— EXERCISE —
Extract from the entries below, exactly as given, only the lines from the line containing "Read all visible content and emit it as JSON." to the line containing "Parse this chart", both lines included.

Dataset entries:
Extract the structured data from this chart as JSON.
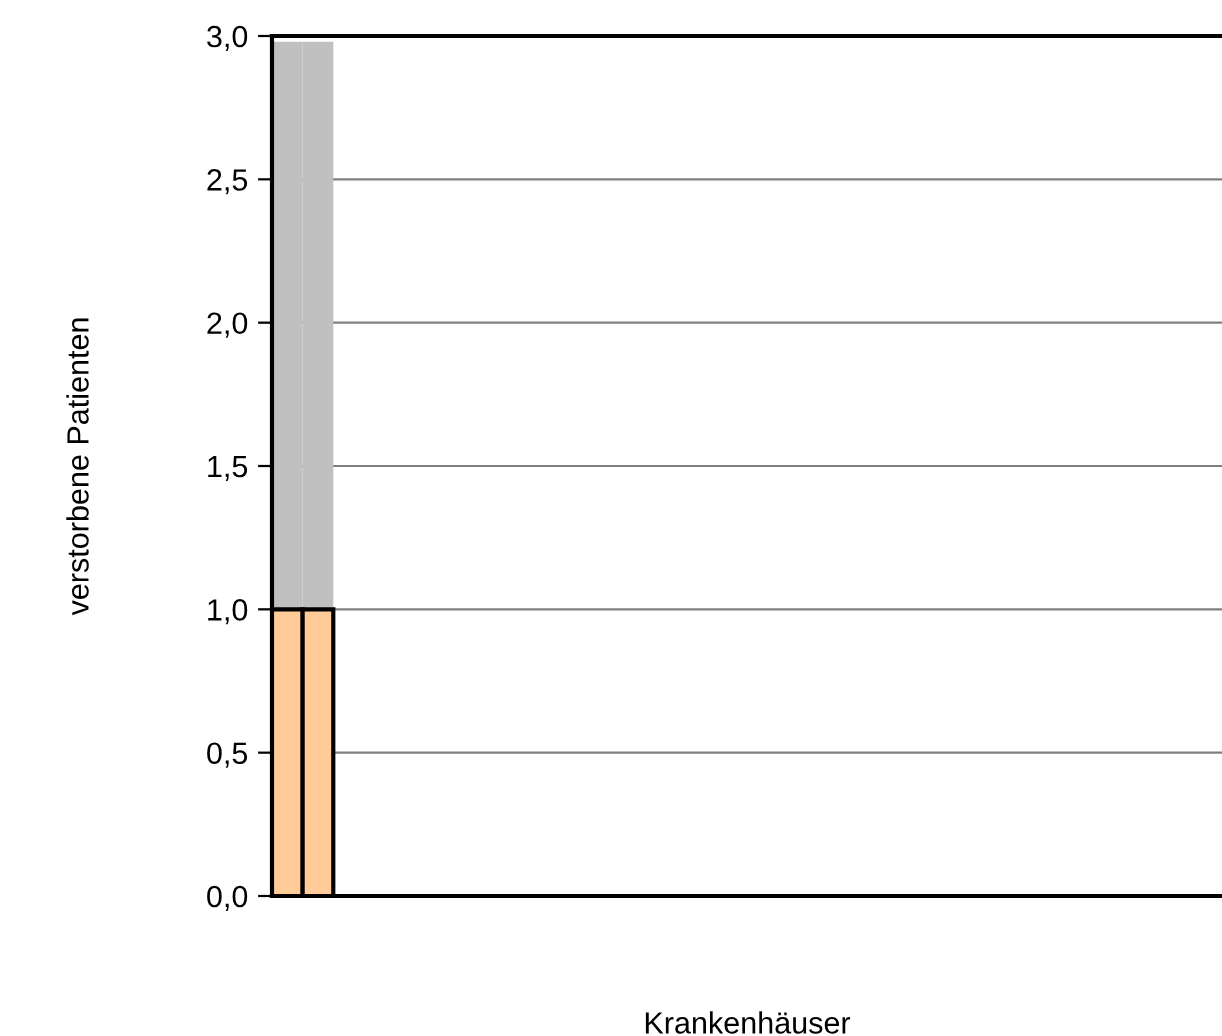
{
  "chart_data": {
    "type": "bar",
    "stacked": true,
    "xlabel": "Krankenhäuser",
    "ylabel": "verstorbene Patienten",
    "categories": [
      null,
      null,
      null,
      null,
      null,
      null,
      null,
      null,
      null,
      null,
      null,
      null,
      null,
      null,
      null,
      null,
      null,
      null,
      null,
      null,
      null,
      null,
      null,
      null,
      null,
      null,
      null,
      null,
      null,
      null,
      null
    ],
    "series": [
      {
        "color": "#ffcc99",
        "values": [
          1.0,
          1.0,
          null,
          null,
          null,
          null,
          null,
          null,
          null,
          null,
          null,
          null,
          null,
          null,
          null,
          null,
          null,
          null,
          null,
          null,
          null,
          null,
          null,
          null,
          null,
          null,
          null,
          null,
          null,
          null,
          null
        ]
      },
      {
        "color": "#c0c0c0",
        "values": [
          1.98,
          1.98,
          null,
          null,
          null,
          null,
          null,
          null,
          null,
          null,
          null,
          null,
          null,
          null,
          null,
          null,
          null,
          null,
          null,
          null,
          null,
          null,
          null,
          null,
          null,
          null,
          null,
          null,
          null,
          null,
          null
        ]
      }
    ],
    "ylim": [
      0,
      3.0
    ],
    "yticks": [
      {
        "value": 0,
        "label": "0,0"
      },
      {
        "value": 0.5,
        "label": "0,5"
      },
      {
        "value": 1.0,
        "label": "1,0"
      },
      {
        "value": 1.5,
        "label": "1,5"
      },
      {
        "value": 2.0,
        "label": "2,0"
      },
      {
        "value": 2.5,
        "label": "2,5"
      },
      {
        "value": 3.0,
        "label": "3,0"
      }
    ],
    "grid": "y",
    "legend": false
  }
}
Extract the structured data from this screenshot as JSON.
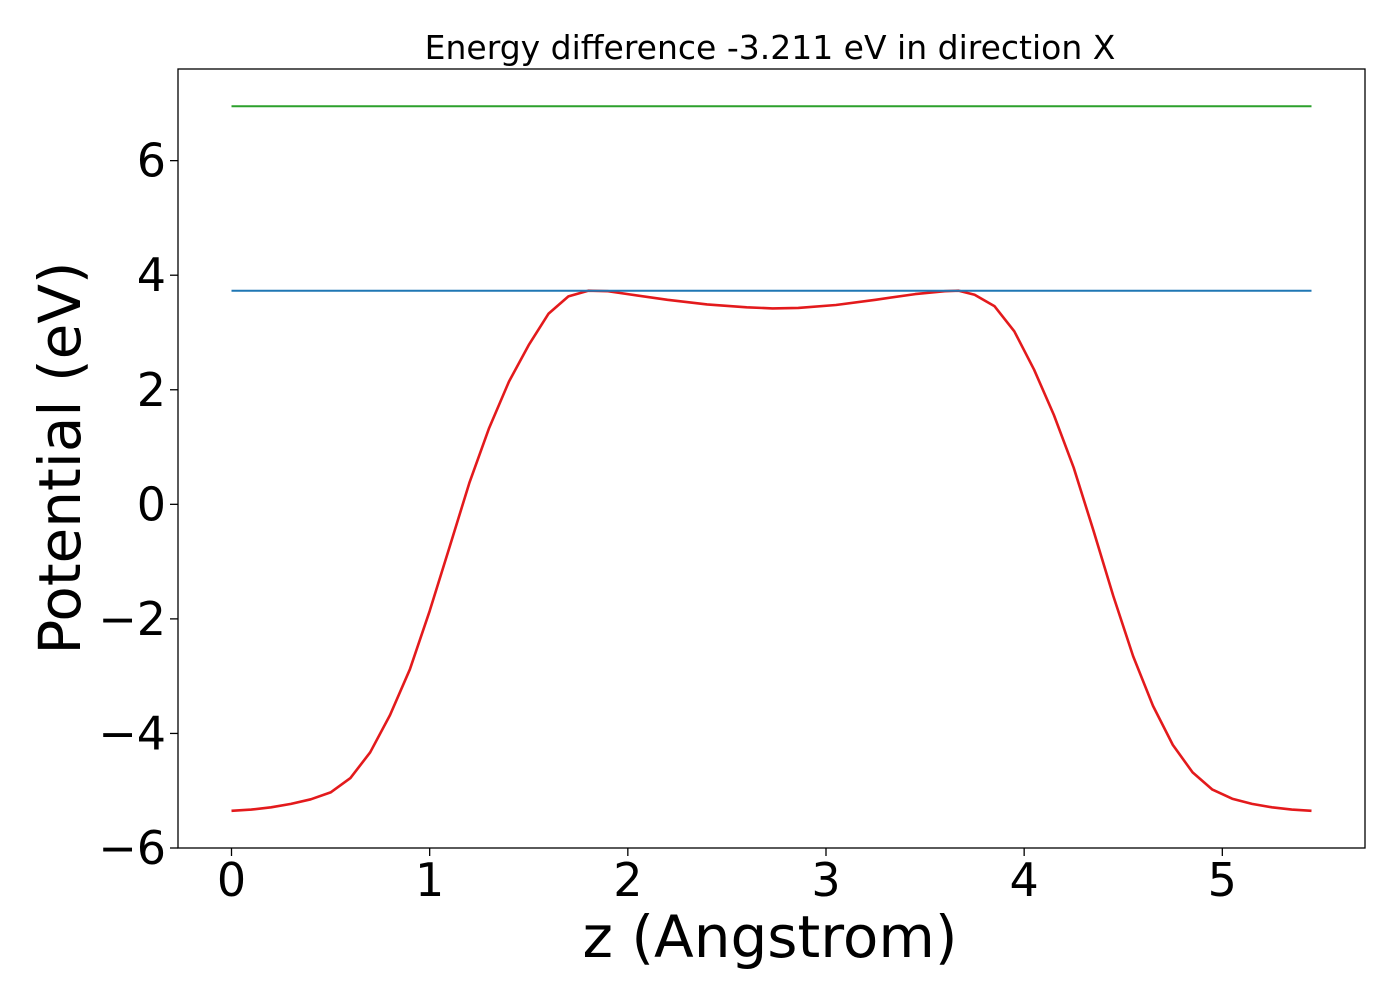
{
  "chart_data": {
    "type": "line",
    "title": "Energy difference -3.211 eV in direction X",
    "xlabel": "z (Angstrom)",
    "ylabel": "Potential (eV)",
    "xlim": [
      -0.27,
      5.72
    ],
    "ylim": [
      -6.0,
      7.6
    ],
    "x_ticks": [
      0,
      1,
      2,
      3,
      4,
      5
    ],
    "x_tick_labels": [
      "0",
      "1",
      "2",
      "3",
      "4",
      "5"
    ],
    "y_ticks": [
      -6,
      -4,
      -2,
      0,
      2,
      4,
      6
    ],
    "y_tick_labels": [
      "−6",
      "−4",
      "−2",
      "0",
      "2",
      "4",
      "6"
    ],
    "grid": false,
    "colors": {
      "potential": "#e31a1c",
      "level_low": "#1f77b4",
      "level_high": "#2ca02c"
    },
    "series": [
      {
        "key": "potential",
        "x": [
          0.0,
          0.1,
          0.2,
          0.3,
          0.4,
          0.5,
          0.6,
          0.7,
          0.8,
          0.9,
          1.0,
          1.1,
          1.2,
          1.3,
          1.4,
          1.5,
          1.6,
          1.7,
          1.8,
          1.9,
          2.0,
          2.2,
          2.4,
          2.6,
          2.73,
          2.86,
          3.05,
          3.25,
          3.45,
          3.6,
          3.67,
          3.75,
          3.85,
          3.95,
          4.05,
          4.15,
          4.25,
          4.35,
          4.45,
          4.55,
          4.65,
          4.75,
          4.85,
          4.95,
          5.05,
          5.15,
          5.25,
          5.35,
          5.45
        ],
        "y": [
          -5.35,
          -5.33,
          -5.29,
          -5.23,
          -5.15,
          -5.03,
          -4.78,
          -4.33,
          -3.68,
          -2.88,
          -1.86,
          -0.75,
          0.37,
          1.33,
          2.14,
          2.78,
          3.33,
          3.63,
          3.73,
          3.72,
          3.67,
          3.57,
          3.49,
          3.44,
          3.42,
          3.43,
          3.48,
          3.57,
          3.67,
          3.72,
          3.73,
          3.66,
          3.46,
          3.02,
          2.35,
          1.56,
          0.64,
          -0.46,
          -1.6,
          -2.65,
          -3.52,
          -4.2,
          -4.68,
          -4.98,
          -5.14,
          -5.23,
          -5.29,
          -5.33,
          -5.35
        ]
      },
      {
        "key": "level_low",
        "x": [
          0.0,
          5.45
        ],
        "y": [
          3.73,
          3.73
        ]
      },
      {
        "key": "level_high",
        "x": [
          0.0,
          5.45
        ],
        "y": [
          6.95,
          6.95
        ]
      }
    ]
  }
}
==
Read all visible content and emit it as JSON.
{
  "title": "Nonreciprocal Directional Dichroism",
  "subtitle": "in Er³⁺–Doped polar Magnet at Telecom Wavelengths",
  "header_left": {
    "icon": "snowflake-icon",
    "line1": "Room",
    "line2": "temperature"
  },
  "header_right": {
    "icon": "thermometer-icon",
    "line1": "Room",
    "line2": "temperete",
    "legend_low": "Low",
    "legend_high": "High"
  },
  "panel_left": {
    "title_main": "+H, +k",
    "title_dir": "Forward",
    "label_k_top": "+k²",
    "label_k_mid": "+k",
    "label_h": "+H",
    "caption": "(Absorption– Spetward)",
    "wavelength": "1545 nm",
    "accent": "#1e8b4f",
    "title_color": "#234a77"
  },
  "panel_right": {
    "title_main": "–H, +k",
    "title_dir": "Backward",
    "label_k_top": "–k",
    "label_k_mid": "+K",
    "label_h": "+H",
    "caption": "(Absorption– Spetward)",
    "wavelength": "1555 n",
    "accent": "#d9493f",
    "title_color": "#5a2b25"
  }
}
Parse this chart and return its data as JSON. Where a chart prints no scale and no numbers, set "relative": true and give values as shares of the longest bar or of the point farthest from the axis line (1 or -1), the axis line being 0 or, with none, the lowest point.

— COMPLETED EXERCISE —
Read all visible content and emit it as JSON.
{
  "title": "Nonreciprocal Directional Dichroism",
  "subtitle": "in Er³⁺–Doped polar Magnet at Telecom Wavelengths",
  "header_left": {
    "icon": "snowflake-icon",
    "line1": "Room",
    "line2": "temperature"
  },
  "header_right": {
    "icon": "thermometer-icon",
    "line1": "Room",
    "line2": "temperete",
    "legend_low": "Low",
    "legend_high": "High"
  },
  "panel_left": {
    "title_main": "+H, +k",
    "title_dir": "Forward",
    "label_k_top": "+k²",
    "label_k_mid": "+k",
    "label_h": "+H",
    "caption": "(Absorption– Spetward)",
    "wavelength": "1545 nm",
    "accent": "#1e8b4f",
    "title_color": "#234a77"
  },
  "panel_right": {
    "title_main": "–H, +k",
    "title_dir": "Backward",
    "label_k_top": "–k",
    "label_k_mid": "+K",
    "label_h": "+H",
    "caption": "(Absorption– Spetward)",
    "wavelength": "1555 n",
    "accent": "#d9493f",
    "title_color": "#5a2b25"
  }
}
Parse this chart and return its data as JSON. Where a chart prints no scale and no numbers, set "relative": true and give values as shares of the longest bar or of the point farthest from the axis line (1 or -1), the axis line being 0 or, with none, the lowest point.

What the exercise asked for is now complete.